#### [WHAT YOU SHOULD DO]
Omit the pictures, please, and give each record below again exactly.
====
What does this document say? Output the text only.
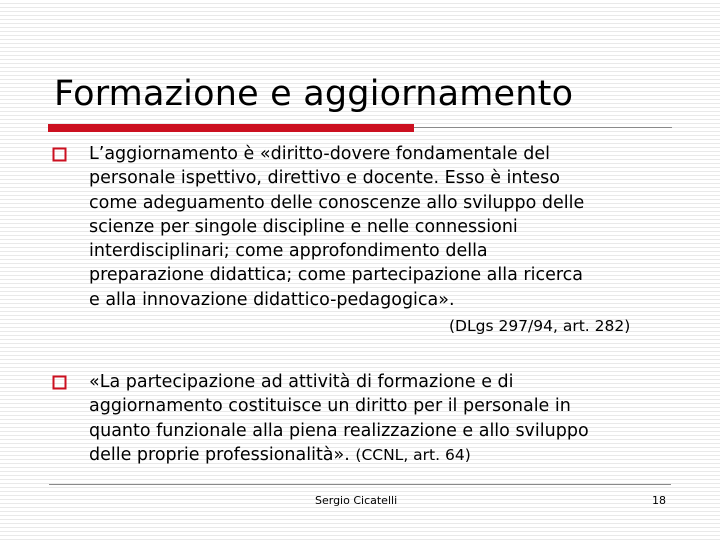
Formazione e aggiornamento
L’aggiornamento è «diritto-dovere fondamentale del
personale ispettivo, direttivo e docente. Esso è inteso
come adeguamento delle conoscenze allo sviluppo delle
scienze per singole discipline e nelle connessioni
interdisciplinari; come approfondimento della
preparazione didattica; come partecipazione alla ricerca
e alla innovazione didattico-pedagogica».
(DLgs 297/94, art. 282)
«La partecipazione ad attività di formazione e di
aggiornamento costituisce un diritto per il personale in
quanto funzionale alla piena realizzazione e allo sviluppo
delle proprie professionalità». (CCNL, art. 64)
Sergio Cicatelli	18
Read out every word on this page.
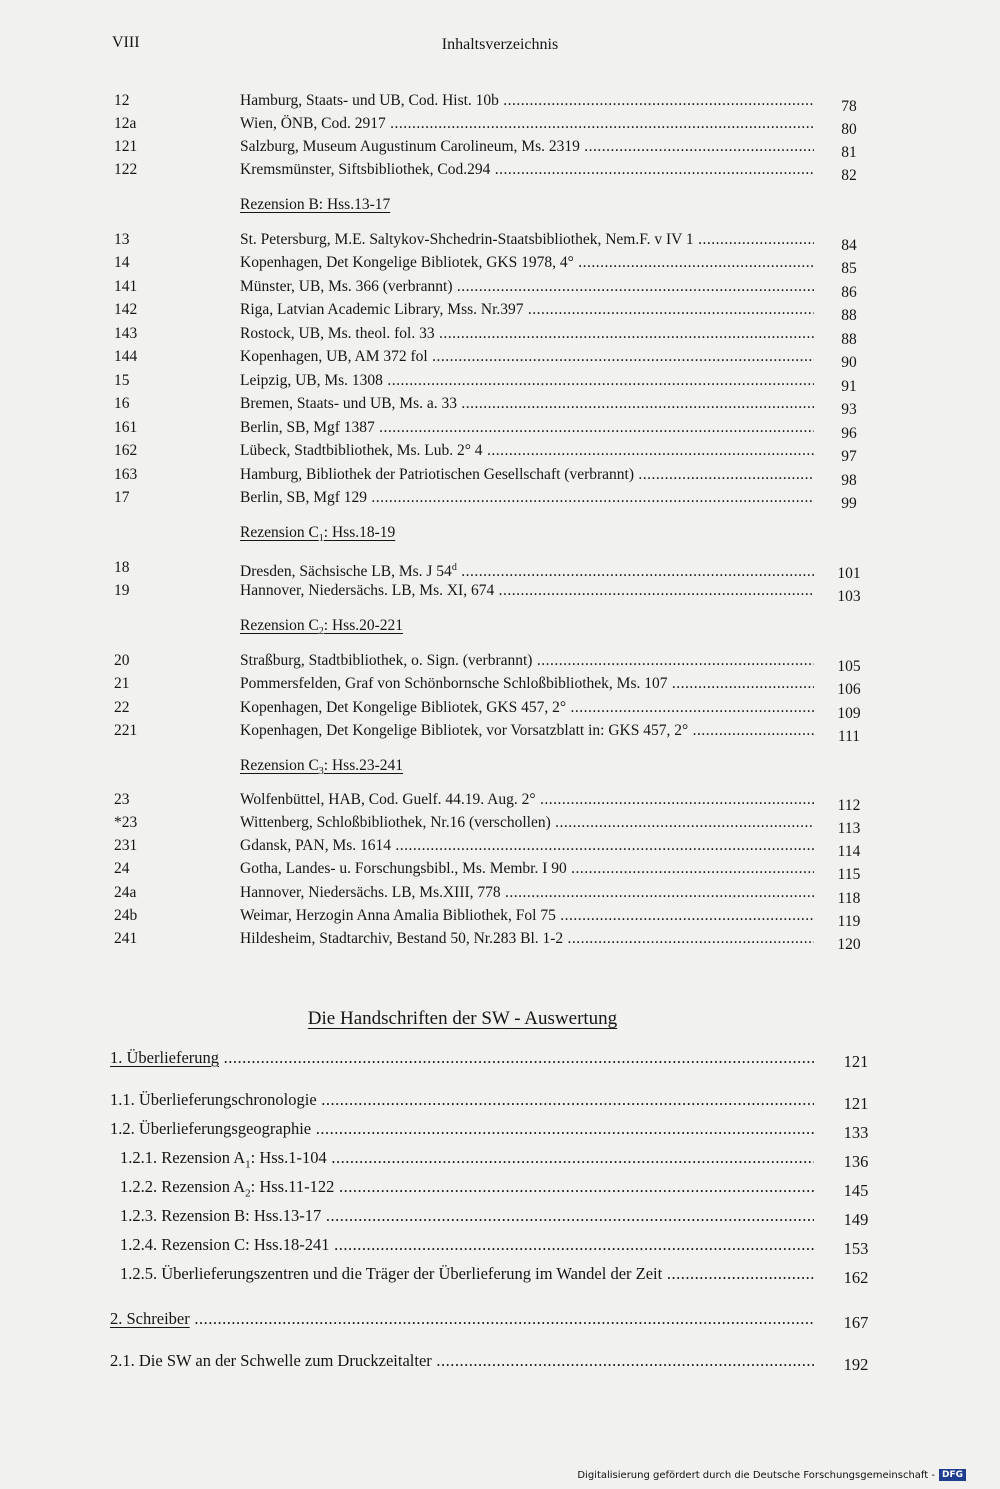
VIII	Inhaltsverzeichnis
12	Hamburg, Staats- und UB, Cod. Hist. 10b .....	78
12a	Wien, ÖNB, Cod. 2917 .....	80
121	Salzburg, Museum Augustinum Carolineum, Ms. 2319 .....	81
122	Kremsmünster, Siftsbibliothek, Cod.294 .....	82
Rezension B: Hss.13-17
13	St. Petersburg, M.E. Saltykov-Shchedrin-Staatsbibliothek, Nem.F. v IV 1 .....	84
14	Kopenhagen, Det Kongelige Bibliotek, GKS 1978, 4° .....	85
141	Münster, UB, Ms. 366 (verbrannt) .....	86
142	Riga, Latvian Academic Library, Mss. Nr.397 .....	88
143	Rostock, UB, Ms. theol. fol. 33 .....	88
144	Kopenhagen, UB, AM 372 fol .....	90
15	Leipzig, UB, Ms. 1308 .....	91
16	Bremen, Staats- und UB, Ms. a. 33 .....	93
161	Berlin, SB, Mgf 1387 .....	96
162	Lübeck, Stadtbibliothek, Ms. Lub. 2° 4 .....	97
163	Hamburg, Bibliothek der Patriotischen Gesellschaft (verbrannt) .....	98
17	Berlin, SB, Mgf 129 .....	99
Rezension $C_1$: Hss.18-19
18	Dresden, Sächsische LB, Ms. J 54$^d$ .....	101
19	Hannover, Niedersächs. LB, Ms. XI, 674 .....	103
Rezension $C_2$: Hss.20-221
20	Straßburg, Stadtbibliothek, o. Sign. (verbrannt) .....	105
21	Pommersfelden, Graf von Schönbornsche Schloßbibliothek, Ms. 107 .....	106
22	Kopenhagen, Det Kongelige Bibliotek, GKS 457, 2° .....	109
221	Kopenhagen, Det Kongelige Bibliotek, vor Vorsatzblatt in: GKS 457, 2° .....	111
Rezension $C_3$: Hss.23-241
23	Wolfenbüttel, HAB, Cod. Guelf. 44.19. Aug. 2° .....	112
*23	Wittenberg, Schloßbibliothek, Nr.16 (verschollen) .....	113
231	Gdansk, PAN, Ms. 1614 .....	114
24	Gotha, Landes- u. Forschungsbibl., Ms. Membr. I 90 .....	115
24a	Hannover, Niedersächs. LB, Ms.XIII, 778 .....	118
24b	Weimar, Herzogin Anna Amalia Bibliothek, Fol 75 .....	119
241	Hildesheim, Stadtarchiv, Bestand 50, Nr.283 Bl. 1-2 .....	120
Die Handschriften der SW - Auswertung
1. Überlieferung .....	121
1.1. Überlieferungschronologie .....	121
1.2. Überlieferungsgeographie .....	133
1.2.1. Rezension $A_1$: Hss.1-104 .....	136
1.2.2. Rezension $A_2$: Hss.11-122 .....	145
1.2.3. Rezension B: Hss.13-17 .....	149
1.2.4. Rezension C: Hss.18-241 .....	153
1.2.5. Überlieferungszentren und die Träger der Überlieferung im Wandel der Zeit .....	162
2. Schreiber .....	167
2.1. Die SW an der Schwelle zum Druckzeitalter .....	192
Digitalisierung gefördert durch die Deutsche Forschungsgemeinschaft - DFG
====
#### [FULL OUTPUT]
What does this document say? Output the text only.
Formazione e aggiornamento
L’aggiornamento è «diritto-dovere fondamentale del
personale ispettivo, direttivo e docente. Esso è inteso
come adeguamento delle conoscenze allo sviluppo delle
scienze per singole discipline e nelle connessioni
interdisciplinari; come approfondimento della
preparazione didattica; come partecipazione alla ricerca
e alla innovazione didattico-pedagogica».
(DLgs 297/94, art. 282)
«La partecipazione ad attività di formazione e di
aggiornamento costituisce un diritto per il personale in
quanto funzionale alla piena realizzazione e allo sviluppo
delle proprie professionalità». (CCNL, art. 64)
Sergio Cicatelli	18
Read out every word on this page.
VIII	Inhaltsverzeichnis
12	Hamburg, Staats- und UB, Cod. Hist. 10b .....	78
12a	Wien, ÖNB, Cod. 2917 .....	80
121	Salzburg, Museum Augustinum Carolineum, Ms. 2319 .....	81
122	Kremsmünster, Siftsbibliothek, Cod.294 .....	82
Rezension B: Hss.13-17
13	St. Petersburg, M.E. Saltykov-Shchedrin-Staatsbibliothek, Nem.F. v IV 1 .....	84
14	Kopenhagen, Det Kongelige Bibliotek, GKS 1978, 4° .....	85
141	Münster, UB, Ms. 366 (verbrannt) .....	86
142	Riga, Latvian Academic Library, Mss. Nr.397 .....	88
143	Rostock, UB, Ms. theol. fol. 33 .....	88
144	Kopenhagen, UB, AM 372 fol .....	90
15	Leipzig, UB, Ms. 1308 .....	91
16	Bremen, Staats- und UB, Ms. a. 33 .....	93
161	Berlin, SB, Mgf 1387 .....	96
162	Lübeck, Stadtbibliothek, Ms. Lub. 2° 4 .....	97
163	Hamburg, Bibliothek der Patriotischen Gesellschaft (verbrannt) .....	98
17	Berlin, SB, Mgf 129 .....	99
Rezension $C_1$: Hss.18-19
18	Dresden, Sächsische LB, Ms. J 54$^d$ .....	101
19	Hannover, Niedersächs. LB, Ms. XI, 674 .....	103
Rezension $C_2$: Hss.20-221
20	Straßburg, Stadtbibliothek, o. Sign. (verbrannt) .....	105
21	Pommersfelden, Graf von Schönbornsche Schloßbibliothek, Ms. 107 .....	106
22	Kopenhagen, Det Kongelige Bibliotek, GKS 457, 2° .....	109
221	Kopenhagen, Det Kongelige Bibliotek, vor Vorsatzblatt in: GKS 457, 2° .....	111
Rezension $C_3$: Hss.23-241
23	Wolfenbüttel, HAB, Cod. Guelf. 44.19. Aug. 2° .....	112
*23	Wittenberg, Schloßbibliothek, Nr.16 (verschollen) .....	113
231	Gdansk, PAN, Ms. 1614 .....	114
24	Gotha, Landes- u. Forschungsbibl., Ms. Membr. I 90 .....	115
24a	Hannover, Niedersächs. LB, Ms.XIII, 778 .....	118
24b	Weimar, Herzogin Anna Amalia Bibliothek, Fol 75 .....	119
241	Hildesheim, Stadtarchiv, Bestand 50, Nr.283 Bl. 1-2 .....	120
Die Handschriften der SW - Auswertung
1. Überlieferung .....	121
1.1. Überlieferungschronologie .....	121
1.2. Überlieferungsgeographie .....	133
1.2.1. Rezension $A_1$: Hss.1-104 .....	136
1.2.2. Rezension $A_2$: Hss.11-122 .....	145
1.2.3. Rezension B: Hss.13-17 .....	149
1.2.4. Rezension C: Hss.18-241 .....	153
1.2.5. Überlieferungszentren und die Träger der Überlieferung im Wandel der Zeit .....	162
2. Schreiber .....	167
2.1. Die SW an der Schwelle zum Druckzeitalter .....	192
Digitalisierung gefördert durch die Deutsche Forschungsgemeinschaft - DFG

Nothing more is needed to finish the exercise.